### RAW DATA
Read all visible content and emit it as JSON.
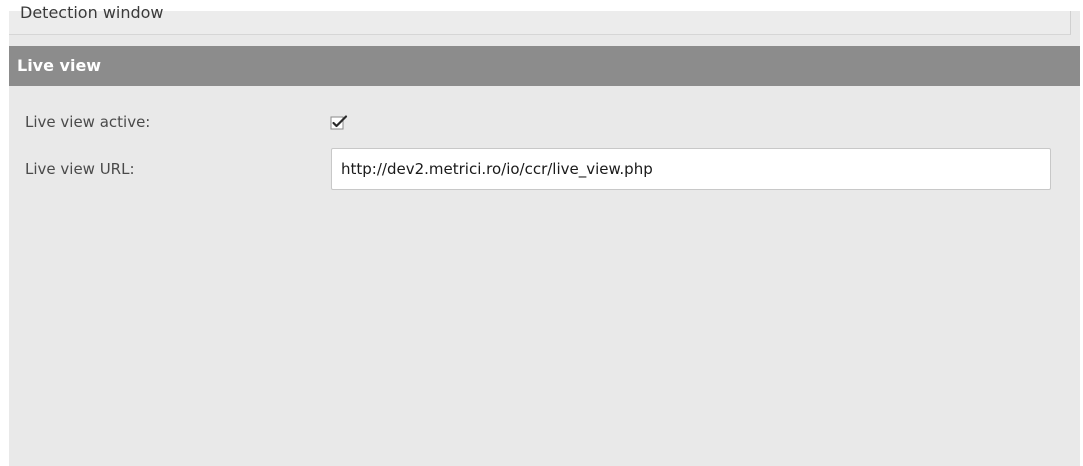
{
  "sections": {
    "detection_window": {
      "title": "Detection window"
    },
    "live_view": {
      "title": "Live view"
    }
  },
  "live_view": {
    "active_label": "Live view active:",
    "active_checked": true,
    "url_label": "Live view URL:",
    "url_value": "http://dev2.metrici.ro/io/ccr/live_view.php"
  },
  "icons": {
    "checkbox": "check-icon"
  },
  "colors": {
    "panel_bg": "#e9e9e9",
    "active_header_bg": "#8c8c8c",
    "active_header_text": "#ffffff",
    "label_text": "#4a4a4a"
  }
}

### EXERCISE AIM
Leave out the pictures and retype every line above exactly.

### RESPONSE
Read all visible content and emit it as JSON.
{
  "sections": {
    "detection_window": {
      "title": "Detection window"
    },
    "live_view": {
      "title": "Live view"
    }
  },
  "live_view": {
    "active_label": "Live view active:",
    "active_checked": true,
    "url_label": "Live view URL:",
    "url_value": "http://dev2.metrici.ro/io/ccr/live_view.php"
  },
  "icons": {
    "checkbox": "check-icon"
  },
  "colors": {
    "panel_bg": "#e9e9e9",
    "active_header_bg": "#8c8c8c",
    "active_header_text": "#ffffff",
    "label_text": "#4a4a4a"
  }
}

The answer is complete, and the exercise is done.